» Exercise requirements
Repeat all of the material exactly as given.

┄┄┄┄┄┄┄┄┄┄┄┄┄┄┄┄┄┄┄┄

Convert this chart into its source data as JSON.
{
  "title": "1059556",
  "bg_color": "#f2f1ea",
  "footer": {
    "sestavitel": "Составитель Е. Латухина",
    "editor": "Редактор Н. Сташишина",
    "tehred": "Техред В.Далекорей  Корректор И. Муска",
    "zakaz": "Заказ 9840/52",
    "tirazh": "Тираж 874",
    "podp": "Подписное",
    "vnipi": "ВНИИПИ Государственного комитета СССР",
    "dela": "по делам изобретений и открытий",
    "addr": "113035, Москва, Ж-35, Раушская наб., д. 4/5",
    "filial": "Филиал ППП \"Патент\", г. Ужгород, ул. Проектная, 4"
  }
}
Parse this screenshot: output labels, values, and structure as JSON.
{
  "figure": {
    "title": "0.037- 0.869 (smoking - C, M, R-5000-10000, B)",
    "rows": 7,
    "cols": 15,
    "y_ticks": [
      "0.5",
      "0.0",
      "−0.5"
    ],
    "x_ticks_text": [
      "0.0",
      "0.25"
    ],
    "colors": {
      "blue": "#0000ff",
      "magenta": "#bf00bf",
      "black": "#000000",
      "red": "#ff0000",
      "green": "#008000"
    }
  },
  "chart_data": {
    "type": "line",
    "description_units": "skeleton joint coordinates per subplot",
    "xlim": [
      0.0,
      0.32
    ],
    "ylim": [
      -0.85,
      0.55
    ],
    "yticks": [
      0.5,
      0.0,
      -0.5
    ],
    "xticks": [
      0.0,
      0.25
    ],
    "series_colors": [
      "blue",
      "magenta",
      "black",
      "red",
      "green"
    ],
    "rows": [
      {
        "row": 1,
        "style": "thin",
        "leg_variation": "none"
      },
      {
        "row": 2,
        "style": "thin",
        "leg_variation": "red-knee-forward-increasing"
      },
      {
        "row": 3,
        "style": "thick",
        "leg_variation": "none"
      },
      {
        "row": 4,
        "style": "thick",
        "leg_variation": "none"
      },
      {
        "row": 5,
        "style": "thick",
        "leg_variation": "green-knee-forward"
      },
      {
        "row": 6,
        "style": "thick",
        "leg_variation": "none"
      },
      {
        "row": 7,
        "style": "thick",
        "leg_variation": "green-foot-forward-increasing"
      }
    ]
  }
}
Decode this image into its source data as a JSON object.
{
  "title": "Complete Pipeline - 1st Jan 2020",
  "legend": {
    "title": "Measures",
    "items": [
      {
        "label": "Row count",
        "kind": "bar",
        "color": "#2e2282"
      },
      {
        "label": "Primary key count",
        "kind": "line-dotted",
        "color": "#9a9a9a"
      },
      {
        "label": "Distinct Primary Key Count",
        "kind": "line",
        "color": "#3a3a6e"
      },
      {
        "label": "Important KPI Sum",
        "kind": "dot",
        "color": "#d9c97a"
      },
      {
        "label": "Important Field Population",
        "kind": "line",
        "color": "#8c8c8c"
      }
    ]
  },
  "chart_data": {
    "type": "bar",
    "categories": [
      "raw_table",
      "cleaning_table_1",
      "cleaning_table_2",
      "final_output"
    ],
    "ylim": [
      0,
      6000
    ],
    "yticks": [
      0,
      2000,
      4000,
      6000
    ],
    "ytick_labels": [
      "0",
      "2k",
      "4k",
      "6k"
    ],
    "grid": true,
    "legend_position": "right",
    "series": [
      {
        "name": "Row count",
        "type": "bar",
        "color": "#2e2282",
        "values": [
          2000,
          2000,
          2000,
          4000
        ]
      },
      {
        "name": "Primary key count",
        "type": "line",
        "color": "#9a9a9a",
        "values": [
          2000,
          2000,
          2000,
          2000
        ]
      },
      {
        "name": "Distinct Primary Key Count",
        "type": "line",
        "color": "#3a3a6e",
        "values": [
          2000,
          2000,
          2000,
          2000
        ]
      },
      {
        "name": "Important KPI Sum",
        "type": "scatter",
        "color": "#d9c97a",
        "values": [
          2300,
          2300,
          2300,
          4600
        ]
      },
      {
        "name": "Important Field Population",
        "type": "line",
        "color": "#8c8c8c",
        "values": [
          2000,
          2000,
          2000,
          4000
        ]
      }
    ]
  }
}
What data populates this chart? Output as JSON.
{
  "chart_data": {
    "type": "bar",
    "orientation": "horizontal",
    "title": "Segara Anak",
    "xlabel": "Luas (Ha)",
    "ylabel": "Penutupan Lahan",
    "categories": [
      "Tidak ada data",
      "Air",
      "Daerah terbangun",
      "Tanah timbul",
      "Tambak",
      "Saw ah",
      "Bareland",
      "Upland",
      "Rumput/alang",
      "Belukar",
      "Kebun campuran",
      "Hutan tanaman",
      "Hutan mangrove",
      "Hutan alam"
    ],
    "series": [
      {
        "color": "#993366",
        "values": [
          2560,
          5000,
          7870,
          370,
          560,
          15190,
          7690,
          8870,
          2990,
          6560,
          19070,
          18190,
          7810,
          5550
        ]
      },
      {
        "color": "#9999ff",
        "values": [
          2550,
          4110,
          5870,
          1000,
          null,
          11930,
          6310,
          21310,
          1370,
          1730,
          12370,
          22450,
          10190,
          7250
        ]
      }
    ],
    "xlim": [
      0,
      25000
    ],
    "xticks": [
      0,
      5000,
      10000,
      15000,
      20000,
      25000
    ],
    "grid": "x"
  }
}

┄┄┄┄┄┄┄┄┄┄┄┄┄┄┄┄┄┄┄┄

» Answer to this task
Convert this chart into its source data as JSON.
{
  "title": "1059556",
  "bg_color": "#f2f1ea",
  "footer": {
    "sestavitel": "Составитель Е. Латухина",
    "editor": "Редактор Н. Сташишина",
    "tehred": "Техред В.Далекорей  Корректор И. Муска",
    "zakaz": "Заказ 9840/52",
    "tirazh": "Тираж 874",
    "podp": "Подписное",
    "vnipi": "ВНИИПИ Государственного комитета СССР",
    "dela": "по делам изобретений и открытий",
    "addr": "113035, Москва, Ж-35, Раушская наб., д. 4/5",
    "filial": "Филиал ППП \"Патент\", г. Ужгород, ул. Проектная, 4"
  }
}
Parse this screenshot: output labels, values, and structure as JSON.
{
  "figure": {
    "title": "0.037- 0.869 (smoking - C, M, R-5000-10000, B)",
    "rows": 7,
    "cols": 15,
    "y_ticks": [
      "0.5",
      "0.0",
      "−0.5"
    ],
    "x_ticks_text": [
      "0.0",
      "0.25"
    ],
    "colors": {
      "blue": "#0000ff",
      "magenta": "#bf00bf",
      "black": "#000000",
      "red": "#ff0000",
      "green": "#008000"
    }
  },
  "chart_data": {
    "type": "line",
    "description_units": "skeleton joint coordinates per subplot",
    "xlim": [
      0.0,
      0.32
    ],
    "ylim": [
      -0.85,
      0.55
    ],
    "yticks": [
      0.5,
      0.0,
      -0.5
    ],
    "xticks": [
      0.0,
      0.25
    ],
    "series_colors": [
      "blue",
      "magenta",
      "black",
      "red",
      "green"
    ],
    "rows": [
      {
        "row": 1,
        "style": "thin",
        "leg_variation": "none"
      },
      {
        "row": 2,
        "style": "thin",
        "leg_variation": "red-knee-forward-increasing"
      },
      {
        "row": 3,
        "style": "thick",
        "leg_variation": "none"
      },
      {
        "row": 4,
        "style": "thick",
        "leg_variation": "none"
      },
      {
        "row": 5,
        "style": "thick",
        "leg_variation": "green-knee-forward"
      },
      {
        "row": 6,
        "style": "thick",
        "leg_variation": "none"
      },
      {
        "row": 7,
        "style": "thick",
        "leg_variation": "green-foot-forward-increasing"
      }
    ]
  }
}
Decode this image into its source data as a JSON object.
{
  "title": "Complete Pipeline - 1st Jan 2020",
  "legend": {
    "title": "Measures",
    "items": [
      {
        "label": "Row count",
        "kind": "bar",
        "color": "#2e2282"
      },
      {
        "label": "Primary key count",
        "kind": "line-dotted",
        "color": "#9a9a9a"
      },
      {
        "label": "Distinct Primary Key Count",
        "kind": "line",
        "color": "#3a3a6e"
      },
      {
        "label": "Important KPI Sum",
        "kind": "dot",
        "color": "#d9c97a"
      },
      {
        "label": "Important Field Population",
        "kind": "line",
        "color": "#8c8c8c"
      }
    ]
  },
  "chart_data": {
    "type": "bar",
    "categories": [
      "raw_table",
      "cleaning_table_1",
      "cleaning_table_2",
      "final_output"
    ],
    "ylim": [
      0,
      6000
    ],
    "yticks": [
      0,
      2000,
      4000,
      6000
    ],
    "ytick_labels": [
      "0",
      "2k",
      "4k",
      "6k"
    ],
    "grid": true,
    "legend_position": "right",
    "series": [
      {
        "name": "Row count",
        "type": "bar",
        "color": "#2e2282",
        "values": [
          2000,
          2000,
          2000,
          4000
        ]
      },
      {
        "name": "Primary key count",
        "type": "line",
        "color": "#9a9a9a",
        "values": [
          2000,
          2000,
          2000,
          2000
        ]
      },
      {
        "name": "Distinct Primary Key Count",
        "type": "line",
        "color": "#3a3a6e",
        "values": [
          2000,
          2000,
          2000,
          2000
        ]
      },
      {
        "name": "Important KPI Sum",
        "type": "scatter",
        "color": "#d9c97a",
        "values": [
          2300,
          2300,
          2300,
          4600
        ]
      },
      {
        "name": "Important Field Population",
        "type": "line",
        "color": "#8c8c8c",
        "values": [
          2000,
          2000,
          2000,
          4000
        ]
      }
    ]
  }
}
What data populates this chart? Output as JSON.
{
  "chart_data": {
    "type": "bar",
    "orientation": "horizontal",
    "title": "Segara Anak",
    "xlabel": "Luas (Ha)",
    "ylabel": "Penutupan Lahan",
    "categories": [
      "Tidak ada data",
      "Air",
      "Daerah terbangun",
      "Tanah timbul",
      "Tambak",
      "Saw ah",
      "Bareland",
      "Upland",
      "Rumput/alang",
      "Belukar",
      "Kebun campuran",
      "Hutan tanaman",
      "Hutan mangrove",
      "Hutan alam"
    ],
    "series": [
      {
        "color": "#993366",
        "values": [
          2560,
          5000,
          7870,
          370,
          560,
          15190,
          7690,
          8870,
          2990,
          6560,
          19070,
          18190,
          7810,
          5550
        ]
      },
      {
        "color": "#9999ff",
        "values": [
          2550,
          4110,
          5870,
          1000,
          null,
          11930,
          6310,
          21310,
          1370,
          1730,
          12370,
          22450,
          10190,
          7250
        ]
      }
    ],
    "xlim": [
      0,
      25000
    ],
    "xticks": [
      0,
      5000,
      10000,
      15000,
      20000,
      25000
    ],
    "grid": "x"
  }
}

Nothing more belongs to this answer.